PROBLEM DETAILS
Return only the number of lines that hold "xlabel".

** BEGIN **

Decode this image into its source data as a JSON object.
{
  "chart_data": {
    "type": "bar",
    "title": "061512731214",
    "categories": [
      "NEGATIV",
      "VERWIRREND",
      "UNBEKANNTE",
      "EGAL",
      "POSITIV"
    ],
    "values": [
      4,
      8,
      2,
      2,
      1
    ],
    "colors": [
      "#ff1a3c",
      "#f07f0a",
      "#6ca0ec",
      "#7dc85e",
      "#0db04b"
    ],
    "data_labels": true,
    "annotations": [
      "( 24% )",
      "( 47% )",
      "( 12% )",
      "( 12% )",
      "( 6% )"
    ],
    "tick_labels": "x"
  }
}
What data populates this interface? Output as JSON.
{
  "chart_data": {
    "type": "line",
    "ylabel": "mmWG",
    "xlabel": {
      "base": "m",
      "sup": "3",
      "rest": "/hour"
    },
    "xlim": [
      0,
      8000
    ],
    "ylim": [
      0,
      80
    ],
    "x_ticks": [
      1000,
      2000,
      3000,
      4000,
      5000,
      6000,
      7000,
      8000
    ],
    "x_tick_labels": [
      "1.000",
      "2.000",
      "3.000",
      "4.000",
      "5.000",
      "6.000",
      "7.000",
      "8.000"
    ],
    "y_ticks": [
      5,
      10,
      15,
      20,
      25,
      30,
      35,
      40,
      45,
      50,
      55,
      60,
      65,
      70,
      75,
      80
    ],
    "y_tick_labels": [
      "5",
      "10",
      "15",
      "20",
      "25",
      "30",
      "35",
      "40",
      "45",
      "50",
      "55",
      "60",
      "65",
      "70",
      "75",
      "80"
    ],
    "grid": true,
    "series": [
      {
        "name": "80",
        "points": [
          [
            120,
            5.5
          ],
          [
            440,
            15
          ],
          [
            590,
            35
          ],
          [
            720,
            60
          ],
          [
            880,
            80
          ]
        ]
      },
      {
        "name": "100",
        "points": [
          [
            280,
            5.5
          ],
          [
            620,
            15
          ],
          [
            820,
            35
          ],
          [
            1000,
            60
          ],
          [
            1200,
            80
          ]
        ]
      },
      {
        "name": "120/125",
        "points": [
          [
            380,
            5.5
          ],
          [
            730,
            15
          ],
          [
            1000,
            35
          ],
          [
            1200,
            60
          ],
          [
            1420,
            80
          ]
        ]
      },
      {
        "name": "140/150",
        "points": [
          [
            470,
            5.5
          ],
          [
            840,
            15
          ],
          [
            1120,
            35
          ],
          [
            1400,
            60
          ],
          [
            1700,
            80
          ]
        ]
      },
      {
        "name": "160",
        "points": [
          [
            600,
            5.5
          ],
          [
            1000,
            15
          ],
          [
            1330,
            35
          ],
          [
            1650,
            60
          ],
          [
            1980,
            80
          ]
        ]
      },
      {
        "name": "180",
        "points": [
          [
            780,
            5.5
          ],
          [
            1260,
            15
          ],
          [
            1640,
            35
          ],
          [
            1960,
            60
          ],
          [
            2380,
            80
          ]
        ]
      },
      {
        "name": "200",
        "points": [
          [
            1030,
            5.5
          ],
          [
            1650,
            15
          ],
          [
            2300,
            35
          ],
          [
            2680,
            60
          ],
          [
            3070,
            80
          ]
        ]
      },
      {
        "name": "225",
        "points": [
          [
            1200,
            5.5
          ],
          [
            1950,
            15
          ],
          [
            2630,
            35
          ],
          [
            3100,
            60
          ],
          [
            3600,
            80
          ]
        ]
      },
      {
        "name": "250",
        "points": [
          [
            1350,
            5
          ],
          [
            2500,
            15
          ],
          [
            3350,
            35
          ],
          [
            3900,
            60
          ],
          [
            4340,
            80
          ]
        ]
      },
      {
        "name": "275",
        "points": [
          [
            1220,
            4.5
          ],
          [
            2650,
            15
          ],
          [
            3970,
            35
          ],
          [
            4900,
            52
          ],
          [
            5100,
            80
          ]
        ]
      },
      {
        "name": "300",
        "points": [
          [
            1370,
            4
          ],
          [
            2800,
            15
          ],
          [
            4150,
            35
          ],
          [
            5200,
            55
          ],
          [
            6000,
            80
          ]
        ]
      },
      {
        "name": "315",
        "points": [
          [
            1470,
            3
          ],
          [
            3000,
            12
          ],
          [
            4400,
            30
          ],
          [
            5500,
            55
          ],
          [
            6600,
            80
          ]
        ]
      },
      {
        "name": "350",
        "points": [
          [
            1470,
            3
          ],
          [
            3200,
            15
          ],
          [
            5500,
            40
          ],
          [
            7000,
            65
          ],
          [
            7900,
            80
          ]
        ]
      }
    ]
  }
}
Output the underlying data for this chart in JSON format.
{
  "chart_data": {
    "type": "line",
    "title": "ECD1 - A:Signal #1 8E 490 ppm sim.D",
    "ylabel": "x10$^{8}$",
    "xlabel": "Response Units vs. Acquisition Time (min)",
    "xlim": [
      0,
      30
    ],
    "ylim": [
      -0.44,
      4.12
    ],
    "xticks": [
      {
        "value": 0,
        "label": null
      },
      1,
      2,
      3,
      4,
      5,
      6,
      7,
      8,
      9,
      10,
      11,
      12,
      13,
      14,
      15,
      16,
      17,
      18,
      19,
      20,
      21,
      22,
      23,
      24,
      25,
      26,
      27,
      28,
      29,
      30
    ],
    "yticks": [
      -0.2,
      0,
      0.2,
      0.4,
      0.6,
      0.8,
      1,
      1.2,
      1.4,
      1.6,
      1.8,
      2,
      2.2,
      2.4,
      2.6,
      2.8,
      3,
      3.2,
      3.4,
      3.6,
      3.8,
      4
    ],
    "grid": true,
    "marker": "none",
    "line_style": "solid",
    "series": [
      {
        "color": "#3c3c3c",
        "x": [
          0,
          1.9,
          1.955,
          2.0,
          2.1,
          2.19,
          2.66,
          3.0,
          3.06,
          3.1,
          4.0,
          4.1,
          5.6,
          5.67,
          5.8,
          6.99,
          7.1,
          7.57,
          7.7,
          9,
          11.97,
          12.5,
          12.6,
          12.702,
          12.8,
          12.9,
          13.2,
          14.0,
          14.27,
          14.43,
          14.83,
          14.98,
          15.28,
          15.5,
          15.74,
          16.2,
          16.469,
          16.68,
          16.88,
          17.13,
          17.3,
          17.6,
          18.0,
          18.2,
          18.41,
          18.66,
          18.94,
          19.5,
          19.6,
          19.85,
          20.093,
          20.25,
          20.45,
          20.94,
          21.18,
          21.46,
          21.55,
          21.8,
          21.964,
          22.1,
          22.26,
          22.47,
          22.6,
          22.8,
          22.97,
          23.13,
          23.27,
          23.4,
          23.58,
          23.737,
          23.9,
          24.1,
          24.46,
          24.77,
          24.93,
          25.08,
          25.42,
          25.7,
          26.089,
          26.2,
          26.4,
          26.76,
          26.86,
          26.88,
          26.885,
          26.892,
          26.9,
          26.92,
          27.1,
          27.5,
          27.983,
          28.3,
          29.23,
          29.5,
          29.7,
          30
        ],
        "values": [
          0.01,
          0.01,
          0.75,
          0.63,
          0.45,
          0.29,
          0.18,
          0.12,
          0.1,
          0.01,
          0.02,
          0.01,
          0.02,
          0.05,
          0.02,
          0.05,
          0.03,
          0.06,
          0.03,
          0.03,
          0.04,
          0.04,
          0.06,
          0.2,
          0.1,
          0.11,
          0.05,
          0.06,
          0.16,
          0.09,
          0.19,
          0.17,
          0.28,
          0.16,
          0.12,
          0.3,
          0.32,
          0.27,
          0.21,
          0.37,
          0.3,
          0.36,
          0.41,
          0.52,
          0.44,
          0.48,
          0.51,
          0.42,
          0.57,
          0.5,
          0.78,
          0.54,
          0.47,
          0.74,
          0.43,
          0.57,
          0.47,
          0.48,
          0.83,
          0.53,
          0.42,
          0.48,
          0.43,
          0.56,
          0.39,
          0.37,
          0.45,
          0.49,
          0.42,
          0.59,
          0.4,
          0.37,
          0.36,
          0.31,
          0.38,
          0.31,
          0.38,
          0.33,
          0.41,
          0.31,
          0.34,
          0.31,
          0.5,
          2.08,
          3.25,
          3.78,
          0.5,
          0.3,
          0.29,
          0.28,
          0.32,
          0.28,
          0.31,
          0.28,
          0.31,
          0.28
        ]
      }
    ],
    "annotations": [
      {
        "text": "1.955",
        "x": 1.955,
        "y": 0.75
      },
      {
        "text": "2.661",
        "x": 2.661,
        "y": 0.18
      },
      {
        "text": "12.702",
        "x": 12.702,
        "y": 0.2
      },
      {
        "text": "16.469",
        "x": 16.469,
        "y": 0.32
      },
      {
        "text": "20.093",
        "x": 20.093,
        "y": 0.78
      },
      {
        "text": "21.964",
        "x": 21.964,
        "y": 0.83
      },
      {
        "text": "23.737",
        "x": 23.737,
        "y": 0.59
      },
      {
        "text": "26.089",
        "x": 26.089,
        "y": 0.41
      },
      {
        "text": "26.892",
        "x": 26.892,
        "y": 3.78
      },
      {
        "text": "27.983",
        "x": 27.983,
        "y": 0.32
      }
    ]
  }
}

** END **

RESULT
2